Stored records —
+++

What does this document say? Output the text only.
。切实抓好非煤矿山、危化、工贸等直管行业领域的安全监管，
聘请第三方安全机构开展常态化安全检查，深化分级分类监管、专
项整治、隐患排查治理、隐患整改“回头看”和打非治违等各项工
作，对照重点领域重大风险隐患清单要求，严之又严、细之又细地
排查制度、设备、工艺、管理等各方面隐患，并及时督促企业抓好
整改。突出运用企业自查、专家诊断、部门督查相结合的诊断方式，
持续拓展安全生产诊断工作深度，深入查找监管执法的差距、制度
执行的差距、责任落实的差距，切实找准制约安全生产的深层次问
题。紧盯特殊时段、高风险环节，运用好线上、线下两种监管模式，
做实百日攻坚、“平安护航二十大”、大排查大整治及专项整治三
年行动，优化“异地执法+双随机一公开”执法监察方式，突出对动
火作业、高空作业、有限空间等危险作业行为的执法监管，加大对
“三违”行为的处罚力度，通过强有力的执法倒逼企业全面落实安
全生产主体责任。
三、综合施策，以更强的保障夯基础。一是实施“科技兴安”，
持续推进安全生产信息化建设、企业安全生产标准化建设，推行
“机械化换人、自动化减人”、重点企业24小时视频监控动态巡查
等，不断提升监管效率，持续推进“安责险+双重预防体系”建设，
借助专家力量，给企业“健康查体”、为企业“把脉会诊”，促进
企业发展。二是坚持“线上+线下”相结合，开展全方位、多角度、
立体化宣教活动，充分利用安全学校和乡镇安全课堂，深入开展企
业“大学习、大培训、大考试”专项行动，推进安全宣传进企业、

+++

TASK DIRECTIONS — Repeat the lines above exactly.

THE SOLUTION —
What does this document say? Output the text only.
。切实抓好非煤矿山、危化、工贸等直管行业领域的安全监管，
聘请第三方安全机构开展常态化安全检查，深化分级分类监管、专
项整治、隐患排查治理、隐患整改“回头看”和打非治违等各项工
作，对照重点领域重大风险隐患清单要求，严之又严、细之又细地
排查制度、设备、工艺、管理等各方面隐患，并及时督促企业抓好
整改。突出运用企业自查、专家诊断、部门督查相结合的诊断方式，
持续拓展安全生产诊断工作深度，深入查找监管执法的差距、制度
执行的差距、责任落实的差距，切实找准制约安全生产的深层次问
题。紧盯特殊时段、高风险环节，运用好线上、线下两种监管模式，
做实百日攻坚、“平安护航二十大”、大排查大整治及专项整治三
年行动，优化“异地执法+双随机一公开”执法监察方式，突出对动
火作业、高空作业、有限空间等危险作业行为的执法监管，加大对
“三违”行为的处罚力度，通过强有力的执法倒逼企业全面落实安
全生产主体责任。
三、综合施策，以更强的保障夯基础。一是实施“科技兴安”，
持续推进安全生产信息化建设、企业安全生产标准化建设，推行
“机械化换人、自动化减人”、重点企业24小时视频监控动态巡查
等，不断提升监管效率，持续推进“安责险+双重预防体系”建设，
借助专家力量，给企业“健康查体”、为企业“把脉会诊”，促进
企业发展。二是坚持“线上+线下”相结合，开展全方位、多角度、
立体化宣教活动，充分利用安全学校和乡镇安全课堂，深入开展企
业“大学习、大培训、大考试”专项行动，推进安全宣传进企业、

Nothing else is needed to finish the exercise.